What you need to do: Check every line below for the word "structured" and copy the ones that have it.

##############################

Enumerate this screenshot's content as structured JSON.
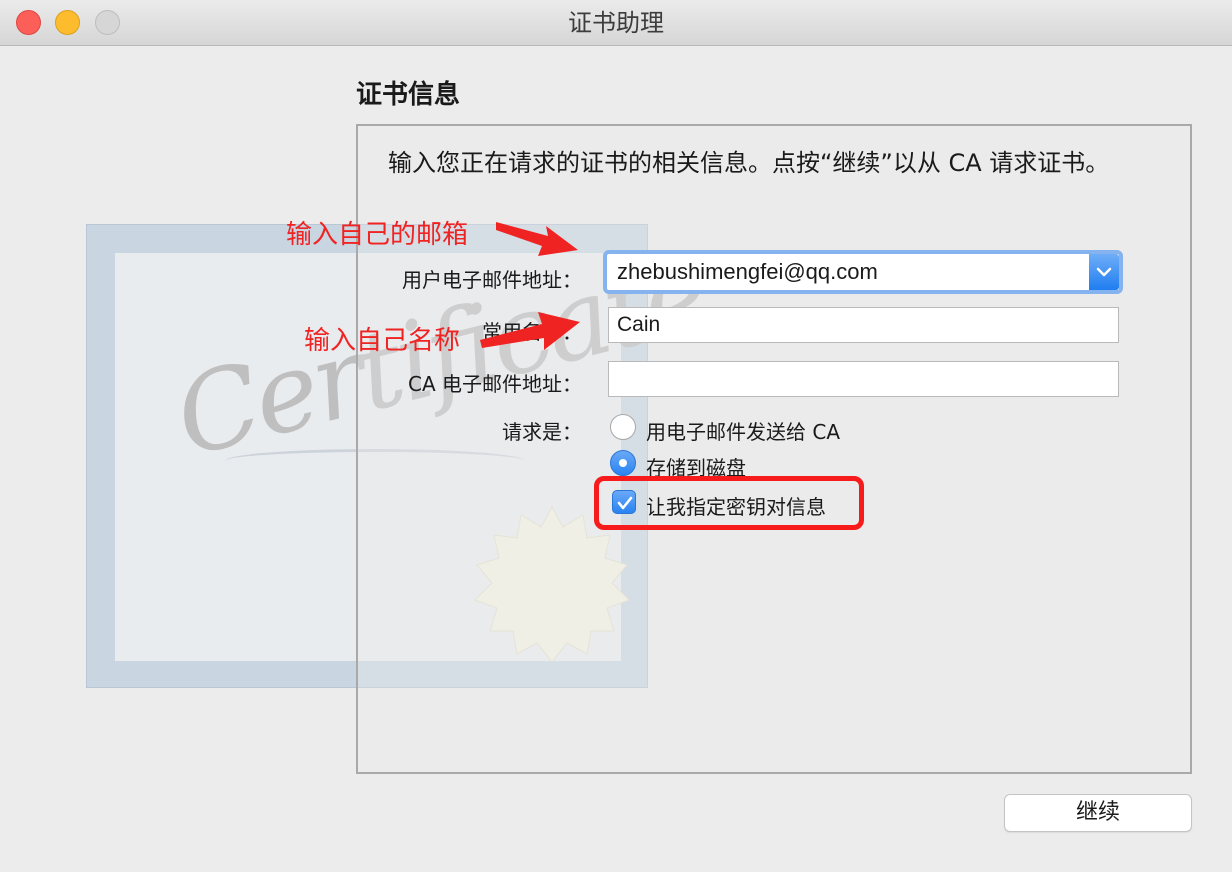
{
  "window": {
    "title": "证书助理"
  },
  "section": {
    "title": "证书信息"
  },
  "description": "输入您正在请求的证书的相关信息。点按“继续”以从 CA 请求证书。",
  "form": {
    "email": {
      "label": "用户电子邮件地址：",
      "value": "zhebushimengfei@qq.com"
    },
    "common_name": {
      "label": "常用名称：",
      "value": "Cain"
    },
    "ca_email": {
      "label": "CA 电子邮件地址：",
      "value": ""
    },
    "request": {
      "label": "请求是：",
      "options": [
        {
          "label": "用电子邮件发送给 CA",
          "selected": false
        },
        {
          "label": "存储到磁盘",
          "selected": true
        }
      ]
    },
    "keypair_checkbox": {
      "label": "让我指定密钥对信息",
      "checked": true
    }
  },
  "annotations": {
    "email_note": "输入自己的邮箱",
    "name_note": "输入自己名称",
    "color": "#f02323"
  },
  "background": {
    "cert_script": "Certificate"
  },
  "buttons": {
    "continue": "继续"
  },
  "colors": {
    "accent": "#2a83f2",
    "highlight": "#f81b1b"
  }
}
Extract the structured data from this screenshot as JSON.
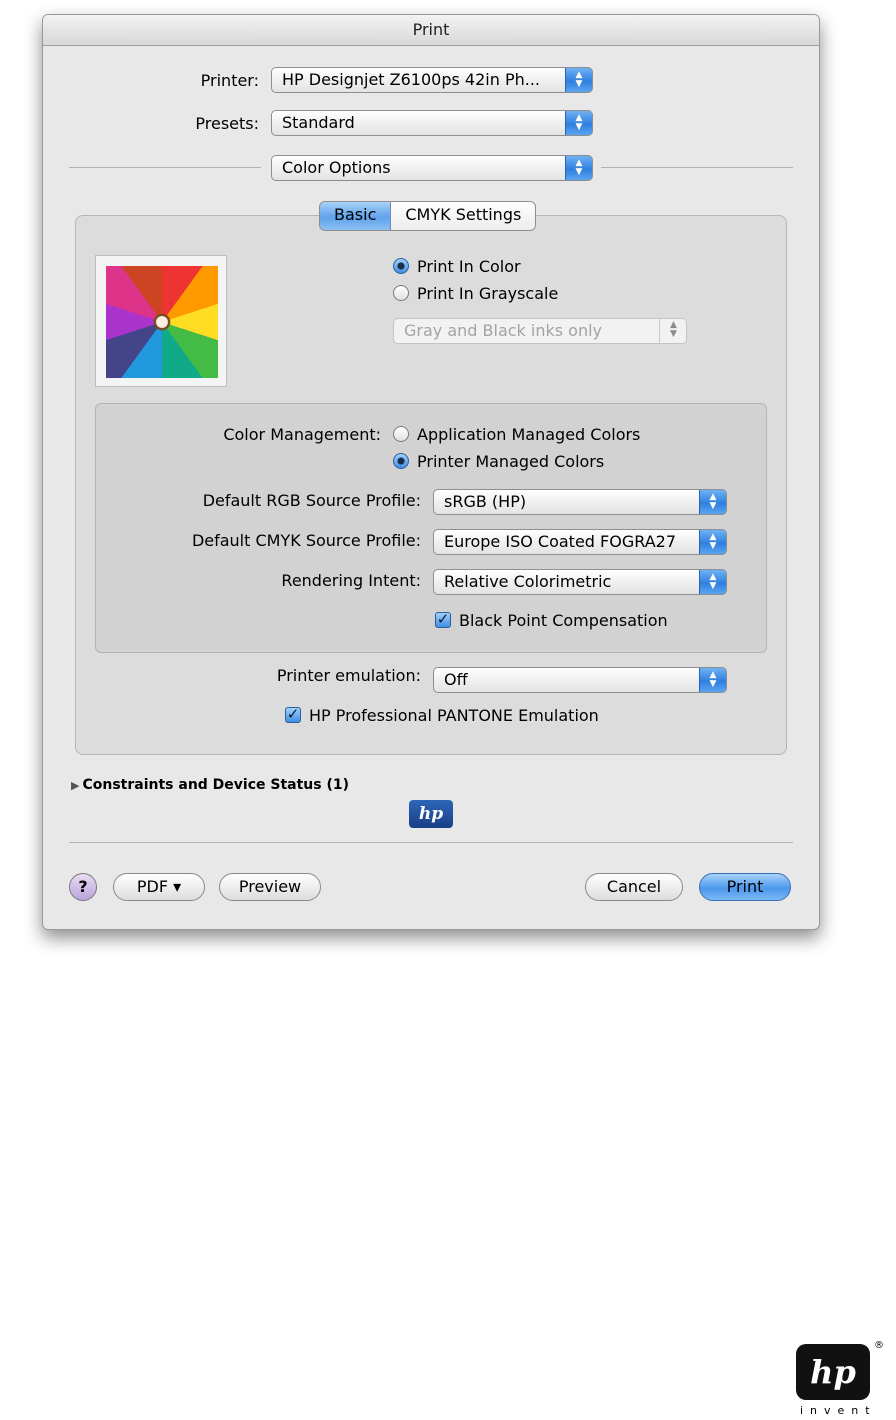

##############################

Exercise response:
Enumerate this screenshot's content as structured JSON.
Extract the structured data from this screenshot as JSON.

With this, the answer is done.